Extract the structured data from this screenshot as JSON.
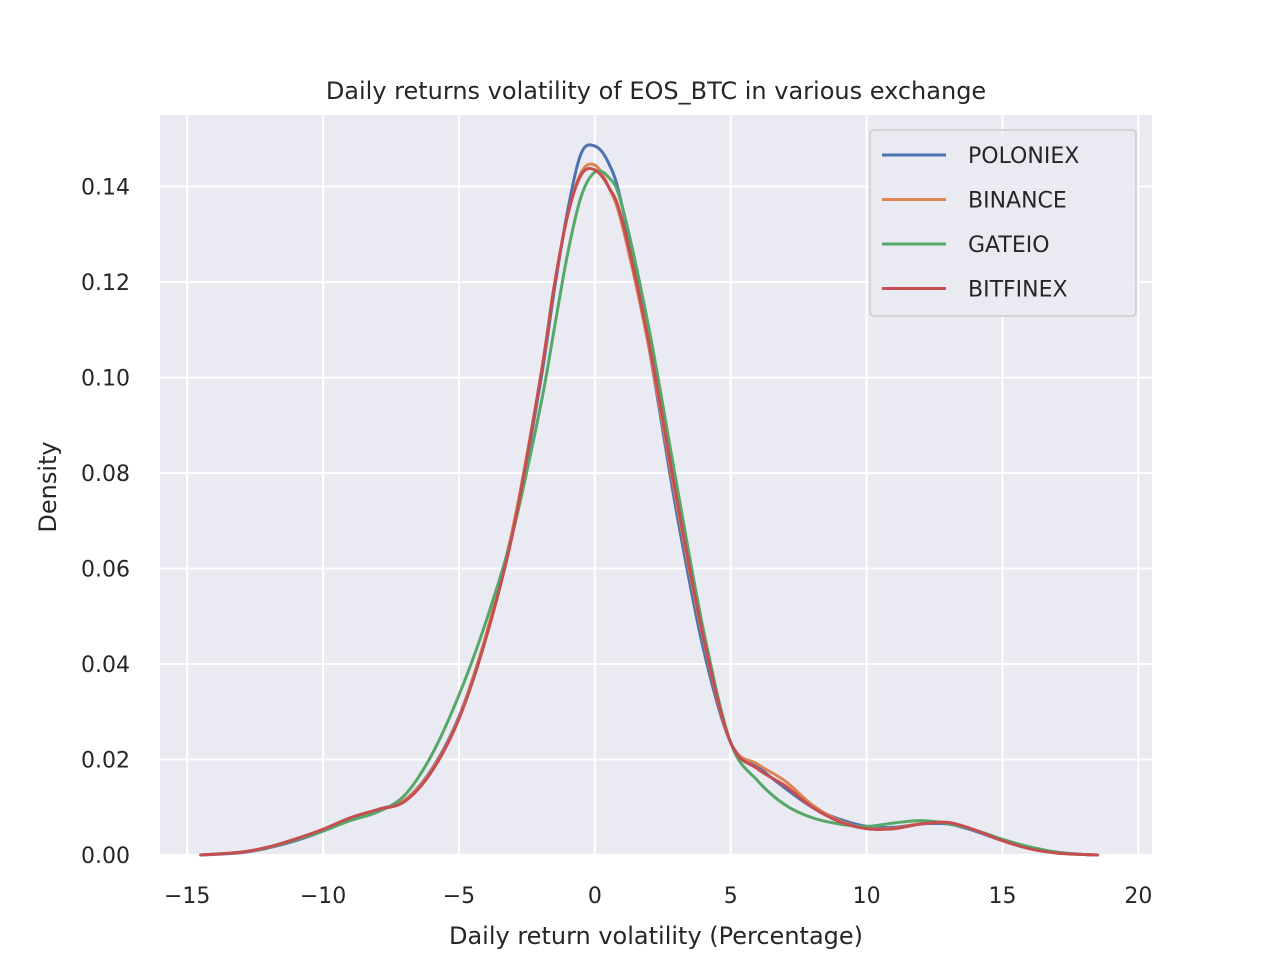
{
  "chart_data": {
    "type": "line",
    "title": "Daily returns volatility of EOS_BTC in various exchange",
    "xlabel": "Daily return volatility (Percentage)",
    "ylabel": "Density",
    "xlim": [
      -16,
      20.5
    ],
    "ylim": [
      0,
      0.155
    ],
    "x_ticks": [
      -15,
      -10,
      -5,
      0,
      5,
      10,
      15,
      20
    ],
    "x_tick_labels": [
      "−15",
      "−10",
      "−5",
      "0",
      "5",
      "10",
      "15",
      "20"
    ],
    "y_ticks": [
      0,
      0.02,
      0.04,
      0.06,
      0.08,
      0.1,
      0.12,
      0.14
    ],
    "y_tick_labels": [
      "0.00",
      "0.02",
      "0.04",
      "0.06",
      "0.08",
      "0.10",
      "0.12",
      "0.14"
    ],
    "grid": true,
    "legend_position": "top-right",
    "series": [
      {
        "name": "POLONIEX",
        "color": "#4c72b0",
        "x": [
          -14.5,
          -13,
          -12,
          -11,
          -10,
          -9,
          -8,
          -7,
          -6,
          -5,
          -4,
          -3,
          -2,
          -1.5,
          -1,
          -0.5,
          0,
          0.5,
          1,
          2,
          3,
          4,
          5,
          6,
          7,
          8,
          9,
          10,
          11,
          12,
          13,
          14,
          15,
          16,
          17,
          18,
          18.5
        ],
        "values": [
          0.0,
          0.0005,
          0.0015,
          0.003,
          0.005,
          0.0075,
          0.0095,
          0.0115,
          0.018,
          0.029,
          0.046,
          0.068,
          0.099,
          0.118,
          0.135,
          0.147,
          0.1485,
          0.145,
          0.136,
          0.106,
          0.072,
          0.043,
          0.0235,
          0.0185,
          0.014,
          0.01,
          0.0075,
          0.006,
          0.0058,
          0.0065,
          0.0065,
          0.005,
          0.003,
          0.0015,
          0.0005,
          0.0001,
          0.0
        ]
      },
      {
        "name": "BINANCE",
        "color": "#dd8452",
        "x": [
          -14.5,
          -13,
          -12,
          -11,
          -10,
          -9,
          -8,
          -7,
          -6,
          -5,
          -4,
          -3,
          -2,
          -1.5,
          -1,
          -0.5,
          0,
          0.5,
          1,
          2,
          3,
          4,
          5,
          6,
          7,
          8,
          9,
          10,
          11,
          12,
          13,
          14,
          15,
          16,
          17,
          18,
          18.5
        ],
        "values": [
          0.0,
          0.0006,
          0.0016,
          0.0032,
          0.0052,
          0.0076,
          0.0095,
          0.0115,
          0.0178,
          0.0288,
          0.0462,
          0.069,
          0.1,
          0.119,
          0.134,
          0.143,
          0.1445,
          0.14,
          0.132,
          0.106,
          0.074,
          0.045,
          0.0235,
          0.019,
          0.0155,
          0.0105,
          0.0072,
          0.0056,
          0.0056,
          0.0066,
          0.0068,
          0.0052,
          0.003,
          0.0014,
          0.0005,
          0.0001,
          0.0
        ]
      },
      {
        "name": "GATEIO",
        "color": "#55a868",
        "x": [
          -14.5,
          -13,
          -12,
          -11,
          -10,
          -9,
          -8,
          -7,
          -6,
          -5,
          -4,
          -3,
          -2,
          -1.5,
          -1,
          -0.5,
          0,
          0.5,
          1,
          2,
          3,
          4,
          5,
          6,
          7,
          8,
          9,
          10,
          11,
          12,
          13,
          14,
          15,
          16,
          17,
          18,
          18.5
        ],
        "values": [
          0.0,
          0.0006,
          0.0016,
          0.0032,
          0.005,
          0.0072,
          0.009,
          0.0125,
          0.021,
          0.0335,
          0.049,
          0.068,
          0.094,
          0.11,
          0.126,
          0.138,
          0.143,
          0.142,
          0.136,
          0.11,
          0.078,
          0.047,
          0.0235,
          0.0155,
          0.0105,
          0.0078,
          0.0065,
          0.006,
          0.0067,
          0.0072,
          0.0066,
          0.0052,
          0.0033,
          0.0017,
          0.0006,
          0.0001,
          0.0
        ]
      },
      {
        "name": "BITFINEX",
        "color": "#c44e52",
        "x": [
          -14.5,
          -13,
          -12,
          -11,
          -10,
          -9,
          -8,
          -7,
          -6,
          -5,
          -4,
          -3,
          -2,
          -1.5,
          -1,
          -0.5,
          0,
          0.5,
          1,
          2,
          3,
          4,
          5,
          6,
          7,
          8,
          9,
          10,
          11,
          12,
          13,
          14,
          15,
          16,
          17,
          18,
          18.5
        ],
        "values": [
          0.0,
          0.0006,
          0.0017,
          0.0034,
          0.0054,
          0.0078,
          0.0095,
          0.0112,
          0.0175,
          0.0285,
          0.0455,
          0.068,
          0.1,
          0.119,
          0.134,
          0.1425,
          0.1435,
          0.14,
          0.133,
          0.107,
          0.075,
          0.0455,
          0.0235,
          0.018,
          0.0145,
          0.01,
          0.007,
          0.0055,
          0.0055,
          0.0065,
          0.0068,
          0.0052,
          0.003,
          0.0013,
          0.0004,
          0.0001,
          0.0
        ]
      }
    ]
  }
}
==================================================
From the entries above, copy every line where the word "name" shows up.

        "name": "POLONIEX",
        "name": "BINANCE",
        "name": "GATEIO",
        "name": "BITFINEX",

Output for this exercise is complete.